* Start *

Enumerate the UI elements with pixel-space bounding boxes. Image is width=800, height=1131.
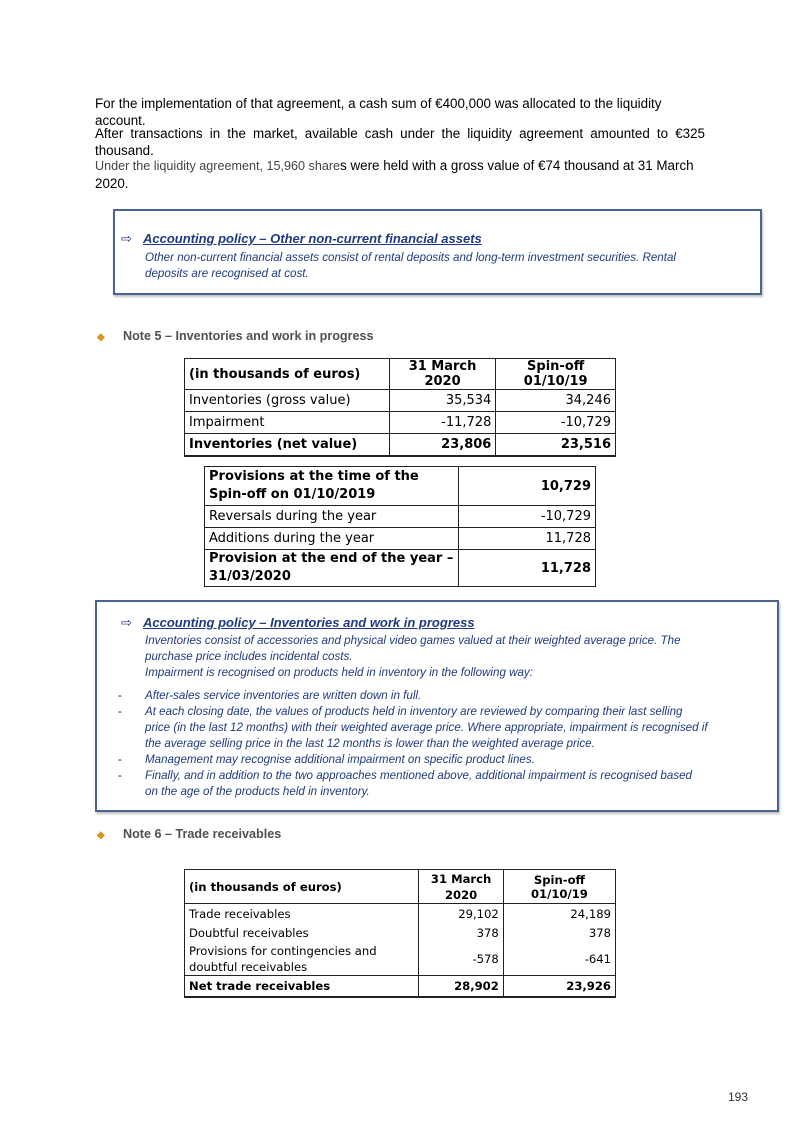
header-cell: (in thousands of euros) bbox=[185, 870, 419, 904]
row-label: Provision at the end of the year – 31/03/2020 bbox=[205, 550, 459, 587]
liquidity-paragraph-1: For the implementation of that agreement, a cash sum of €400,000 was allocated to the liquidity account. bbox=[95, 96, 662, 128]
list-item-text: After-sales service inventories are written down in full. bbox=[145, 689, 422, 702]
value-cell: 11,728 bbox=[459, 550, 596, 587]
table-total-row bbox=[205, 550, 596, 587]
shares-text-suffix: s were held with a gross value of €74 thousand at 31 March 2020. bbox=[95, 158, 694, 191]
row-label: Additions during the year bbox=[205, 528, 459, 550]
value-cell: 23,806 bbox=[389, 434, 496, 457]
page-number: 193 bbox=[728, 1090, 749, 1104]
provisions-table bbox=[204, 466, 596, 587]
inventories-table bbox=[184, 358, 616, 457]
table-row bbox=[185, 390, 616, 412]
list-item bbox=[118, 768, 708, 800]
policy-text-financial-assets: Other non-current financial assets consist of rental deposits and long-term investment securities. Rental deposits are recognised at cost. bbox=[145, 251, 676, 280]
shares-text-prefix: Under the liquidity agreement, 15,960 share bbox=[95, 159, 341, 173]
value-cell: -641 bbox=[503, 942, 615, 976]
row-label: Provisions at the time of the Spin-off on 01/10/2019 bbox=[205, 467, 459, 506]
value-cell: 24,189 bbox=[503, 904, 615, 924]
header-cell: 31 March 2020 bbox=[389, 359, 496, 390]
table-header-row bbox=[185, 870, 616, 904]
arrow-right-icon: ⇨ bbox=[121, 615, 132, 630]
table-row bbox=[185, 923, 616, 942]
header-cell: 31 March 2020 bbox=[419, 870, 503, 904]
note-5-title: Note 5 – Inventories and work in progress bbox=[123, 329, 374, 343]
value-cell: 35,534 bbox=[389, 390, 496, 412]
value-cell: 10,729 bbox=[459, 467, 596, 506]
policy-heading-inventories bbox=[121, 615, 475, 631]
policy-title: Accounting policy – Other non-current financial assets bbox=[143, 231, 482, 246]
list-item-text: Management may recognise additional impairment on specific product lines. bbox=[145, 753, 535, 766]
table-row bbox=[205, 467, 596, 506]
row-label: Provisions for contingencies and doubtful receivables bbox=[185, 942, 419, 976]
list-item-text: Finally, and in addition to the two approaches mentioned above, additional impairment is recognised based on the age of the products held in inventory. bbox=[145, 769, 692, 798]
diamond-bullet-icon: ◆ bbox=[97, 830, 105, 841]
list-item bbox=[118, 704, 708, 752]
row-label: Inventories (gross value) bbox=[185, 390, 390, 412]
diamond-bullet-icon: ◆ bbox=[97, 332, 105, 343]
arrow-right-icon: ⇨ bbox=[121, 231, 132, 246]
table-total-row bbox=[185, 976, 616, 998]
value-cell: -10,729 bbox=[459, 506, 596, 528]
value-cell: 34,246 bbox=[496, 390, 616, 412]
table-row bbox=[205, 506, 596, 528]
value-cell: 378 bbox=[419, 923, 503, 942]
liquidity-paragraph-2: After transactions in the market, available cash under the liquidity agreement amounted to €325 thousand. bbox=[95, 126, 705, 158]
value-cell: 28,902 bbox=[419, 976, 503, 998]
row-label: Reversals during the year bbox=[205, 506, 459, 528]
table-row bbox=[185, 412, 616, 434]
list-item bbox=[118, 752, 708, 768]
dash-bullet: - bbox=[118, 753, 122, 766]
table-row bbox=[185, 942, 616, 976]
table-row bbox=[185, 904, 616, 924]
list-item-text: At each closing date, the values of products held in inventory are reviewed by comparing their last selling price (in the last 12 months) with their weighted average price. Where appropriate, impairment is recognised if the average selling price in the last 12 months is lower than the weighted average price. bbox=[145, 705, 708, 750]
liquidity-paragraph-3 bbox=[95, 157, 705, 192]
impairment-methods-list bbox=[118, 688, 708, 800]
value-cell: 378 bbox=[503, 923, 615, 942]
value-cell: 29,102 bbox=[419, 904, 503, 924]
header-cell: (in thousands of euros) bbox=[185, 359, 390, 390]
row-label: Doubtful receivables bbox=[185, 923, 419, 942]
row-label: Net trade receivables bbox=[185, 976, 419, 998]
dash-bullet: - bbox=[118, 705, 122, 718]
row-label: Inventories (net value) bbox=[185, 434, 390, 457]
trade-receivables-table bbox=[184, 869, 616, 998]
policy-intro-2: Impairment is recognised on products held in inventory in the following way: bbox=[145, 666, 533, 679]
policy-title: Accounting policy – Inventories and work in progress bbox=[143, 615, 475, 630]
dash-bullet: - bbox=[118, 769, 122, 782]
row-label: Trade receivables bbox=[185, 904, 419, 924]
list-item bbox=[118, 688, 708, 704]
value-cell: 23,926 bbox=[503, 976, 615, 998]
note-6-title: Note 6 – Trade receivables bbox=[123, 827, 282, 841]
note-6-heading bbox=[97, 827, 281, 841]
dash-bullet: - bbox=[118, 689, 122, 702]
policy-intro-1: Inventories consist of accessories and physical video games valued at their weighted average price. The purchase price includes incidental costs. bbox=[145, 634, 681, 663]
table-header-row bbox=[185, 359, 616, 390]
table-total-row bbox=[185, 434, 616, 457]
value-cell: -578 bbox=[419, 942, 503, 976]
row-label: Impairment bbox=[185, 412, 390, 434]
note-5-heading bbox=[97, 329, 374, 343]
value-cell: 23,516 bbox=[496, 434, 616, 457]
header-cell: Spin-off 01/10/19 bbox=[496, 359, 616, 390]
value-cell: -10,729 bbox=[496, 412, 616, 434]
policy-heading-financial-assets bbox=[121, 231, 482, 247]
header-cell: Spin-off 01/10/19 bbox=[503, 870, 615, 904]
value-cell: 11,728 bbox=[459, 528, 596, 550]
value-cell: -11,728 bbox=[389, 412, 496, 434]
table-row bbox=[205, 528, 596, 550]
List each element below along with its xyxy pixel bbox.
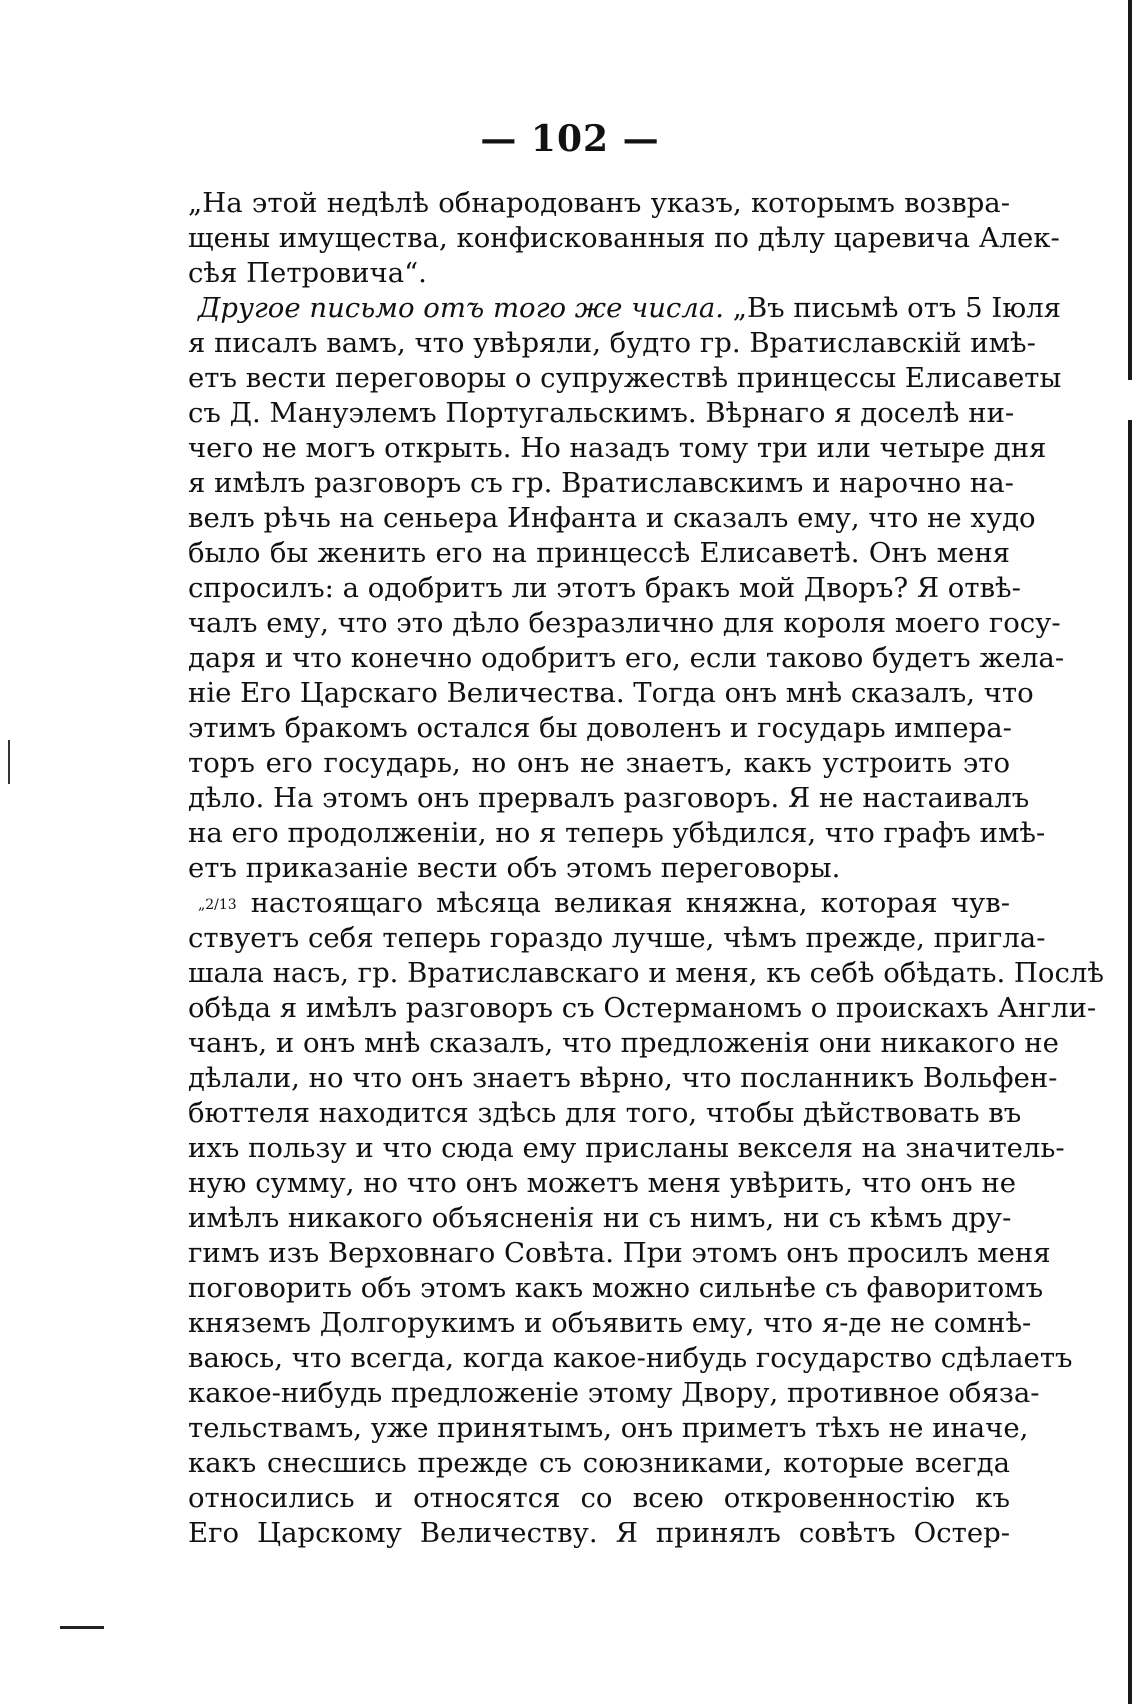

* End *

▸ Short task:
Reproduce the listing's lines without any change, beginning with the line that contains "header-cell: (in thousands of euros) bbox=[185, 870, 419, 904]" and continuing through the line that contains "value-cell: 24,189 bbox=[503, 904, 615, 924]", with both of those lines included.

▸ Exercise output:
header-cell: (in thousands of euros) bbox=[185, 870, 419, 904]
row-label: Provision at the end of the year – 31/03/2020 bbox=[205, 550, 459, 587]
liquidity-paragraph-1: For the implementation of that agreement, a cash sum of €400,000 was allocated to the liquidity account. bbox=[95, 96, 662, 128]
list-item-text: After-sales service inventories are written down in full. bbox=[145, 689, 422, 702]
value-cell: 11,728 bbox=[459, 550, 596, 587]
table-total-row bbox=[205, 550, 596, 587]
shares-text-suffix: s were held with a gross value of €74 thousand at 31 March 2020. bbox=[95, 158, 694, 191]
row-label: Additions during the year bbox=[205, 528, 459, 550]
value-cell: 23,806 bbox=[389, 434, 496, 457]
page-number: 193 bbox=[728, 1090, 749, 1104]
provisions-table bbox=[204, 466, 596, 587]
inventories-table bbox=[184, 358, 616, 457]
table-row bbox=[185, 390, 616, 412]
list-item bbox=[118, 768, 708, 800]
policy-text-financial-assets: Other non-current financial assets consist of rental deposits and long-term investment securities. Rental deposits are recognised at cost. bbox=[145, 251, 676, 280]
shares-text-prefix: Under the liquidity agreement, 15,960 share bbox=[95, 159, 341, 173]
value-cell: -641 bbox=[503, 942, 615, 976]
row-label: Provisions at the time of the Spin-off on 01/10/2019 bbox=[205, 467, 459, 506]
value-cell: 24,189 bbox=[503, 904, 615, 924]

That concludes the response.